--- begin Input data ---
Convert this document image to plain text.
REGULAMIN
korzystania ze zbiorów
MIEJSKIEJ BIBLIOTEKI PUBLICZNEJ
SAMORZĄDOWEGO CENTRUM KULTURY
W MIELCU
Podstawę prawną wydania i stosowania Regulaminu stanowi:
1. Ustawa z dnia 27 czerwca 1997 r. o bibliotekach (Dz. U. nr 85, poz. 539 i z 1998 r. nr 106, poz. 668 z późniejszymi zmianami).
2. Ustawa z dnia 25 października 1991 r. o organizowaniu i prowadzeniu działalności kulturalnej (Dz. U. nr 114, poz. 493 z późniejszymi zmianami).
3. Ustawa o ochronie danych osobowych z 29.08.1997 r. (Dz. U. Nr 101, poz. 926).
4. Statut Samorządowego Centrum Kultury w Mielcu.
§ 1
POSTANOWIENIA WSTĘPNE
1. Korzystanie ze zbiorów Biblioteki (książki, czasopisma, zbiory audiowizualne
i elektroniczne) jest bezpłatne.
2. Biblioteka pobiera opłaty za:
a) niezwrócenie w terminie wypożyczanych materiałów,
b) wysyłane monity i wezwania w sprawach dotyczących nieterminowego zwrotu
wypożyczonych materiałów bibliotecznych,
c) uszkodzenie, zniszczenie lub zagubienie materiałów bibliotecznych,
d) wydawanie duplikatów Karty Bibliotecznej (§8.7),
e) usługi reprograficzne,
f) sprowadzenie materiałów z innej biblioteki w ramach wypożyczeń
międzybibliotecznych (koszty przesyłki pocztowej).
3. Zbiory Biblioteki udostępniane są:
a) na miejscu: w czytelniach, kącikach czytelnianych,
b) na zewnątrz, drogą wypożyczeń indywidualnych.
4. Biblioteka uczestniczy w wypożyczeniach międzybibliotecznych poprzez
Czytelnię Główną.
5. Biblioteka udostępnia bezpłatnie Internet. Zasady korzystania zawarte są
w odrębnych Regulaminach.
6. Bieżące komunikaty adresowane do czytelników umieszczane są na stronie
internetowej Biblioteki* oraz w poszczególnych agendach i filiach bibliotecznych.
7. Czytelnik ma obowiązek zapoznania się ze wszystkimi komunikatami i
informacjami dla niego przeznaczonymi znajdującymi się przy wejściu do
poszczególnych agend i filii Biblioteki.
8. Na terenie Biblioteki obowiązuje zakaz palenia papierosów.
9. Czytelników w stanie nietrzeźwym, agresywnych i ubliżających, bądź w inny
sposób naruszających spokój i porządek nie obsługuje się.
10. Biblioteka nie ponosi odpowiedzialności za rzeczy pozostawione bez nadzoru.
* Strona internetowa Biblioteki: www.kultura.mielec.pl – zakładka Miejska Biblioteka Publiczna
--- end Input data ---
What to produce: Scan the listing above and copy all lines containing the word "wypożyczeń".

Task solution:
f) sprowadzenie materiałów z innej biblioteki w ramach wypożyczeń
b) na zewnątrz, drogą wypożyczeń indywidualnych.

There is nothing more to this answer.